■ Job ■
Exactly as written, print each record in the listing.

■ Records shown ■
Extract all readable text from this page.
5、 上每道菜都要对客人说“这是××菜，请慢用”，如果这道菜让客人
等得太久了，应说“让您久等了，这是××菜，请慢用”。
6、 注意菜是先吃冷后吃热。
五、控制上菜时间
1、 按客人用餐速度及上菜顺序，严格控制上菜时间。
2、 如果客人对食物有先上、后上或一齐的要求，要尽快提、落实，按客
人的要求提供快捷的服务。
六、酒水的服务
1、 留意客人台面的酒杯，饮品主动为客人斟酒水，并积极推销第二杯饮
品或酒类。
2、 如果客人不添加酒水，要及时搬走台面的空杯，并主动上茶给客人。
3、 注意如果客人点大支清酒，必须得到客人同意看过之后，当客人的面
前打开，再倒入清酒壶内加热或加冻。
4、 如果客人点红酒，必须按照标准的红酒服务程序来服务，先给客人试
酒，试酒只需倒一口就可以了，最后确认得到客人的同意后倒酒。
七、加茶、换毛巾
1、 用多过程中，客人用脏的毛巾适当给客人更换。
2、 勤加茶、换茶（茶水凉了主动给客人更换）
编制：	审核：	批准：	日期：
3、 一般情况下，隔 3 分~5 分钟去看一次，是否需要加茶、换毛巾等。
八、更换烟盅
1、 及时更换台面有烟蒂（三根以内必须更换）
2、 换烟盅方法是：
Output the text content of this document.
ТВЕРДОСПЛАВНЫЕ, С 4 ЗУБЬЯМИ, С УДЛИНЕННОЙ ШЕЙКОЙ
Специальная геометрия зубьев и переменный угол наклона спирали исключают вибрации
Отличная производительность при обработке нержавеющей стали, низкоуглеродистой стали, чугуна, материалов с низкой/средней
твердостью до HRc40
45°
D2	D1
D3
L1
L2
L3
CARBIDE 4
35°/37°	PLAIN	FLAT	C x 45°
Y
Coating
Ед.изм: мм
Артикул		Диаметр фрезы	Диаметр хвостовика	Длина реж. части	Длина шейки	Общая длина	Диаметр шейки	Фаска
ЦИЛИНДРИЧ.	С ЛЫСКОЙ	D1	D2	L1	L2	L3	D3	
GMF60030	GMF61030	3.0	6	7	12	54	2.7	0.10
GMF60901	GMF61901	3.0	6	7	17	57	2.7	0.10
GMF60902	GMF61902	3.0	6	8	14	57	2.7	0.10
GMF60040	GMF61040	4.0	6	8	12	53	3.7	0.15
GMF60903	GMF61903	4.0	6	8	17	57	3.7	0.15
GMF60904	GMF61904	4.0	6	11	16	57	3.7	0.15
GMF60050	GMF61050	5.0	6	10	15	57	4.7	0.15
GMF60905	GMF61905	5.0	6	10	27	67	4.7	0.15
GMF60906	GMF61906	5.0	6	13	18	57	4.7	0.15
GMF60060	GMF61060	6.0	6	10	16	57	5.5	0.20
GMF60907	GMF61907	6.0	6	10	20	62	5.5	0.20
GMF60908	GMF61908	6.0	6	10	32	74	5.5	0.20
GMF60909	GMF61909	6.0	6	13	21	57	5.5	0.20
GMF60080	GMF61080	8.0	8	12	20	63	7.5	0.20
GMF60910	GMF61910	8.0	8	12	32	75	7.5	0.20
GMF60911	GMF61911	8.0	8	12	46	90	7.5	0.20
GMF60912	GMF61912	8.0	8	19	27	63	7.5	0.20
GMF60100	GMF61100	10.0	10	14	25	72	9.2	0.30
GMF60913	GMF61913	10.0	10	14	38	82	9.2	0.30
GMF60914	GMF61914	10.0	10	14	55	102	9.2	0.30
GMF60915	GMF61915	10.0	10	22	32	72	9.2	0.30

■ Response to this task ■
Extract all readable text from this page.
5、 上每道菜都要对客人说“这是××菜，请慢用”，如果这道菜让客人
等得太久了，应说“让您久等了，这是××菜，请慢用”。
6、 注意菜是先吃冷后吃热。
五、控制上菜时间
1、 按客人用餐速度及上菜顺序，严格控制上菜时间。
2、 如果客人对食物有先上、后上或一齐的要求，要尽快提、落实，按客
人的要求提供快捷的服务。
六、酒水的服务
1、 留意客人台面的酒杯，饮品主动为客人斟酒水，并积极推销第二杯饮
品或酒类。
2、 如果客人不添加酒水，要及时搬走台面的空杯，并主动上茶给客人。
3、 注意如果客人点大支清酒，必须得到客人同意看过之后，当客人的面
前打开，再倒入清酒壶内加热或加冻。
4、 如果客人点红酒，必须按照标准的红酒服务程序来服务，先给客人试
酒，试酒只需倒一口就可以了，最后确认得到客人的同意后倒酒。
七、加茶、换毛巾
1、 用多过程中，客人用脏的毛巾适当给客人更换。
2、 勤加茶、换茶（茶水凉了主动给客人更换）
编制：	审核：	批准：	日期：
3、 一般情况下，隔 3 分~5 分钟去看一次，是否需要加茶、换毛巾等。
八、更换烟盅
1、 及时更换台面有烟蒂（三根以内必须更换）
2、 换烟盅方法是：
Output the text content of this document.
ТВЕРДОСПЛАВНЫЕ, С 4 ЗУБЬЯМИ, С УДЛИНЕННОЙ ШЕЙКОЙ
Специальная геометрия зубьев и переменный угол наклона спирали исключают вибрации
Отличная производительность при обработке нержавеющей стали, низкоуглеродистой стали, чугуна, материалов с низкой/средней
твердостью до HRc40
45°
D2	D1
D3
L1
L2
L3
CARBIDE 4
35°/37°	PLAIN	FLAT	C x 45°
Y
Coating
Ед.изм: мм
Артикул		Диаметр фрезы	Диаметр хвостовика	Длина реж. части	Длина шейки	Общая длина	Диаметр шейки	Фаска
ЦИЛИНДРИЧ.	С ЛЫСКОЙ	D1	D2	L1	L2	L3	D3	
GMF60030	GMF61030	3.0	6	7	12	54	2.7	0.10
GMF60901	GMF61901	3.0	6	7	17	57	2.7	0.10
GMF60902	GMF61902	3.0	6	8	14	57	2.7	0.10
GMF60040	GMF61040	4.0	6	8	12	53	3.7	0.15
GMF60903	GMF61903	4.0	6	8	17	57	3.7	0.15
GMF60904	GMF61904	4.0	6	11	16	57	3.7	0.15
GMF60050	GMF61050	5.0	6	10	15	57	4.7	0.15
GMF60905	GMF61905	5.0	6	10	27	67	4.7	0.15
GMF60906	GMF61906	5.0	6	13	18	57	4.7	0.15
GMF60060	GMF61060	6.0	6	10	16	57	5.5	0.20
GMF60907	GMF61907	6.0	6	10	20	62	5.5	0.20
GMF60908	GMF61908	6.0	6	10	32	74	5.5	0.20
GMF60909	GMF61909	6.0	6	13	21	57	5.5	0.20
GMF60080	GMF61080	8.0	8	12	20	63	7.5	0.20
GMF60910	GMF61910	8.0	8	12	32	75	7.5	0.20
GMF60911	GMF61911	8.0	8	12	46	90	7.5	0.20
GMF60912	GMF61912	8.0	8	19	27	63	7.5	0.20
GMF60100	GMF61100	10.0	10	14	25	72	9.2	0.30
GMF60913	GMF61913	10.0	10	14	38	82	9.2	0.30
GMF60914	GMF61914	10.0	10	14	55	102	9.2	0.30
GMF60915	GMF61915	10.0	10	22	32	72	9.2	0.30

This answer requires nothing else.